What to do: Extract the data exactly, missing nothing.

(Source data)
▬▬▬▬▬▬

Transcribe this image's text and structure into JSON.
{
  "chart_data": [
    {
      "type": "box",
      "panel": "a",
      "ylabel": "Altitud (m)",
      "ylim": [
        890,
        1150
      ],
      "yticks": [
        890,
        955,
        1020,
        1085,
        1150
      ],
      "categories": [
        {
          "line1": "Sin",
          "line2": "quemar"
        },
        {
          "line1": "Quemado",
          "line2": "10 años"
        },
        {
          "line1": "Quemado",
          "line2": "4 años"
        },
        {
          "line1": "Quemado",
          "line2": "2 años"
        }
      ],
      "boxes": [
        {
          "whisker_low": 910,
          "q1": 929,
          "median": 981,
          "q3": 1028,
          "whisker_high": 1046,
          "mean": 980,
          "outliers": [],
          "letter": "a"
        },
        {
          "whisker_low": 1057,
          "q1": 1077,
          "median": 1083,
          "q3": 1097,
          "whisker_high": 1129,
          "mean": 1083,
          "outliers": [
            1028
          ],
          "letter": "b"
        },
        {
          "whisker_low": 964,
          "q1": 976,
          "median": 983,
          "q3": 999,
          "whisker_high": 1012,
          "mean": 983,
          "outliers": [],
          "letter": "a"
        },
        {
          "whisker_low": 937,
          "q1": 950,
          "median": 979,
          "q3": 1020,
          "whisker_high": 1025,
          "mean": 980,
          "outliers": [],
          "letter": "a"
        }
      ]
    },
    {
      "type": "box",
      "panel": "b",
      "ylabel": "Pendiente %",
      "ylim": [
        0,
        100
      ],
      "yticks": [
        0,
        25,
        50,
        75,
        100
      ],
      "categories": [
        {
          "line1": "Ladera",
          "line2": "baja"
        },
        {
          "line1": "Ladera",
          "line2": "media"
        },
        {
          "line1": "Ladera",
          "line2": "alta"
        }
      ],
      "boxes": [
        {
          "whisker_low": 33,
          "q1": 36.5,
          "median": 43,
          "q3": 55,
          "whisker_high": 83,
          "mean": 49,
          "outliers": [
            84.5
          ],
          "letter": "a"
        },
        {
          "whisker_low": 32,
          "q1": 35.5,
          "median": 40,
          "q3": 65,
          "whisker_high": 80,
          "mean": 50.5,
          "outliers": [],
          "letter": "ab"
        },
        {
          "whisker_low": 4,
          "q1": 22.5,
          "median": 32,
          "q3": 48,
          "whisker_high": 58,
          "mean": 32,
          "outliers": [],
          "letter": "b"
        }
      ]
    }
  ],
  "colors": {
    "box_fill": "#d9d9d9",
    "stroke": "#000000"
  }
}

▬▬▬▬▬▬

Output for this exercise:
Transcribe this image's text and structure into JSON.
{
  "chart_data": [
    {
      "type": "box",
      "panel": "a",
      "ylabel": "Altitud (m)",
      "ylim": [
        890,
        1150
      ],
      "yticks": [
        890,
        955,
        1020,
        1085,
        1150
      ],
      "categories": [
        {
          "line1": "Sin",
          "line2": "quemar"
        },
        {
          "line1": "Quemado",
          "line2": "10 años"
        },
        {
          "line1": "Quemado",
          "line2": "4 años"
        },
        {
          "line1": "Quemado",
          "line2": "2 años"
        }
      ],
      "boxes": [
        {
          "whisker_low": 910,
          "q1": 929,
          "median": 981,
          "q3": 1028,
          "whisker_high": 1046,
          "mean": 980,
          "outliers": [],
          "letter": "a"
        },
        {
          "whisker_low": 1057,
          "q1": 1077,
          "median": 1083,
          "q3": 1097,
          "whisker_high": 1129,
          "mean": 1083,
          "outliers": [
            1028
          ],
          "letter": "b"
        },
        {
          "whisker_low": 964,
          "q1": 976,
          "median": 983,
          "q3": 999,
          "whisker_high": 1012,
          "mean": 983,
          "outliers": [],
          "letter": "a"
        },
        {
          "whisker_low": 937,
          "q1": 950,
          "median": 979,
          "q3": 1020,
          "whisker_high": 1025,
          "mean": 980,
          "outliers": [],
          "letter": "a"
        }
      ]
    },
    {
      "type": "box",
      "panel": "b",
      "ylabel": "Pendiente %",
      "ylim": [
        0,
        100
      ],
      "yticks": [
        0,
        25,
        50,
        75,
        100
      ],
      "categories": [
        {
          "line1": "Ladera",
          "line2": "baja"
        },
        {
          "line1": "Ladera",
          "line2": "media"
        },
        {
          "line1": "Ladera",
          "line2": "alta"
        }
      ],
      "boxes": [
        {
          "whisker_low": 33,
          "q1": 36.5,
          "median": 43,
          "q3": 55,
          "whisker_high": 83,
          "mean": 49,
          "outliers": [
            84.5
          ],
          "letter": "a"
        },
        {
          "whisker_low": 32,
          "q1": 35.5,
          "median": 40,
          "q3": 65,
          "whisker_high": 80,
          "mean": 50.5,
          "outliers": [],
          "letter": "ab"
        },
        {
          "whisker_low": 4,
          "q1": 22.5,
          "median": 32,
          "q3": 48,
          "whisker_high": 58,
          "mean": 32,
          "outliers": [],
          "letter": "b"
        }
      ]
    }
  ],
  "colors": {
    "box_fill": "#d9d9d9",
    "stroke": "#000000"
  }
}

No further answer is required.